* **GIVEN REQUEST**
Copy every line that holds "ejemplos".

* **RECORDED INFORMATION**
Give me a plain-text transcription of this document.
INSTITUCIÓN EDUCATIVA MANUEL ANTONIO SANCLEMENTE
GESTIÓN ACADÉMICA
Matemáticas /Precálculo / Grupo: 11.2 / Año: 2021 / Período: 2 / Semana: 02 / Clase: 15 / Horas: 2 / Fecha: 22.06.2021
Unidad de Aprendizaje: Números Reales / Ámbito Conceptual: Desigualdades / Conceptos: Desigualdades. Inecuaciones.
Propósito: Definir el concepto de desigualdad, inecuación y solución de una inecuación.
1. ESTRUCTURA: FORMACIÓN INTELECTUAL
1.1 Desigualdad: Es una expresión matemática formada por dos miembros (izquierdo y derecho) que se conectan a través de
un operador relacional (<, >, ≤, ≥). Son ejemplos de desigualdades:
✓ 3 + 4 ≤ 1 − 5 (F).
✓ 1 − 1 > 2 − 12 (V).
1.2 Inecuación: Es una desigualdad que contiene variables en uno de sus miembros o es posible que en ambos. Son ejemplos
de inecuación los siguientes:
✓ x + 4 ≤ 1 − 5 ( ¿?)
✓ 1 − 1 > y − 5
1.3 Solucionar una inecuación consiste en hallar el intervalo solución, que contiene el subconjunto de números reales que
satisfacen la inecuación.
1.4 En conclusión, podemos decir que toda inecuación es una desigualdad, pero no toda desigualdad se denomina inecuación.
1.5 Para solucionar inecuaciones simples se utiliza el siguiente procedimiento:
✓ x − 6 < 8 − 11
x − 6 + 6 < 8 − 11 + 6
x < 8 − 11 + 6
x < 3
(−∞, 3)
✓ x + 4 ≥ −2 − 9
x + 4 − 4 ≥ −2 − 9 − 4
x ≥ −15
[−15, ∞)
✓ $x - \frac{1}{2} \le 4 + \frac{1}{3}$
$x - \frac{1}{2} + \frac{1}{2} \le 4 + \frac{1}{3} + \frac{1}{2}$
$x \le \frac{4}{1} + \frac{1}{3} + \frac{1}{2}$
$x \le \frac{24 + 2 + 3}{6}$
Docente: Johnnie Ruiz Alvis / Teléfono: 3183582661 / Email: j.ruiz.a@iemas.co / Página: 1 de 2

* **TASK OUTPUT**
un operador relacional (<, >, ≤, ≥). Son ejemplos de desigualdades:
1.2 Inecuación: Es una desigualdad que contiene variables en uno de sus miembros o es posible que en ambos. Son ejemplos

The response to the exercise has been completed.